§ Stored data
/---
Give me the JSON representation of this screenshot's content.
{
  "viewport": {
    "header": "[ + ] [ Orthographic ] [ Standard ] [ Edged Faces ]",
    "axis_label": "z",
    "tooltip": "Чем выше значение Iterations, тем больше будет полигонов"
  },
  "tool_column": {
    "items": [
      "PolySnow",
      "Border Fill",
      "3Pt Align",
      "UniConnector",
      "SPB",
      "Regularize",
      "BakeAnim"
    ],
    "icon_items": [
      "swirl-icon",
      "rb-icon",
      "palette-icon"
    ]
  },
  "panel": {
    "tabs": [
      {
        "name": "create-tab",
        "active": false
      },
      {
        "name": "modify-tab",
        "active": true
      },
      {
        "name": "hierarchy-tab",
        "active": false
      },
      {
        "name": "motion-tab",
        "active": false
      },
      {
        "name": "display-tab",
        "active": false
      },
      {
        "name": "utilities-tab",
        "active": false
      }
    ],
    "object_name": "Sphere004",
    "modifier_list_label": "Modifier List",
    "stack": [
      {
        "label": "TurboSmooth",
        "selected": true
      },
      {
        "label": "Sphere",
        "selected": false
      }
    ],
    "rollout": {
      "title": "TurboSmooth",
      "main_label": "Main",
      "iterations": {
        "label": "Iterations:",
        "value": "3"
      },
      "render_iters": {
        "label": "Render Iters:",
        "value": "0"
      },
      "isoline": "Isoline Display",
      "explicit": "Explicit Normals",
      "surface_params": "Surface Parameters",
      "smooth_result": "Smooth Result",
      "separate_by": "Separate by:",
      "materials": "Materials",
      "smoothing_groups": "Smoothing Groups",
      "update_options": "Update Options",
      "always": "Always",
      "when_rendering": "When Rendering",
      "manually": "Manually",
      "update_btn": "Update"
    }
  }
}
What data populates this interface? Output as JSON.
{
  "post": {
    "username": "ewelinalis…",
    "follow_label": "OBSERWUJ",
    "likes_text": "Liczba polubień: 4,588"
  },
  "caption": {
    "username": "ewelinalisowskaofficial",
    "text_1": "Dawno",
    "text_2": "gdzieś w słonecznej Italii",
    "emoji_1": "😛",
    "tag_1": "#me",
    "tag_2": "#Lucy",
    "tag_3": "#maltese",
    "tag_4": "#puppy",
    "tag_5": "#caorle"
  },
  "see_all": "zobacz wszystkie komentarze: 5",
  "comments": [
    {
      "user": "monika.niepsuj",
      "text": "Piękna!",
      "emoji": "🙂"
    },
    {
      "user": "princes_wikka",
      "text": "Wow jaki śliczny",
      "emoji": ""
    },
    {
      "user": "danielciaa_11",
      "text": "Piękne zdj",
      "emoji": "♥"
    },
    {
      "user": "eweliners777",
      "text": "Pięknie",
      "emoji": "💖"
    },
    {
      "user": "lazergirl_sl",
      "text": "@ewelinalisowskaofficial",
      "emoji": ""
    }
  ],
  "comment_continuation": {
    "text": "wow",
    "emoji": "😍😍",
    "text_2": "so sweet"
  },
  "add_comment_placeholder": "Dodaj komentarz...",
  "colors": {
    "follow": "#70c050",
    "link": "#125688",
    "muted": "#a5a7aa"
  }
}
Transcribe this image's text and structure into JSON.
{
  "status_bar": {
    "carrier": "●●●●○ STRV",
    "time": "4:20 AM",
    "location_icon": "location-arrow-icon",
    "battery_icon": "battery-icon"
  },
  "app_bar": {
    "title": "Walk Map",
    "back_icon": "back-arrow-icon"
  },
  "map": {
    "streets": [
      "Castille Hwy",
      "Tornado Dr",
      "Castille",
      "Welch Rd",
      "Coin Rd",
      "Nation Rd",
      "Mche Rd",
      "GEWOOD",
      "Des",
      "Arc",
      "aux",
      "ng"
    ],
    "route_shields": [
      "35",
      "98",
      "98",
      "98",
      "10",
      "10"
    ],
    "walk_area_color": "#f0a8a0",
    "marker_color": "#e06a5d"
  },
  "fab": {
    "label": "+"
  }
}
\---
§ What you will do
Using the records above, pull out each line where the word "ewelinalisowskaofficial" occurs.

§ Exercise solution
    "username": "ewelinalisowskaofficial",
      "text": "@ewelinalisowskaofficial",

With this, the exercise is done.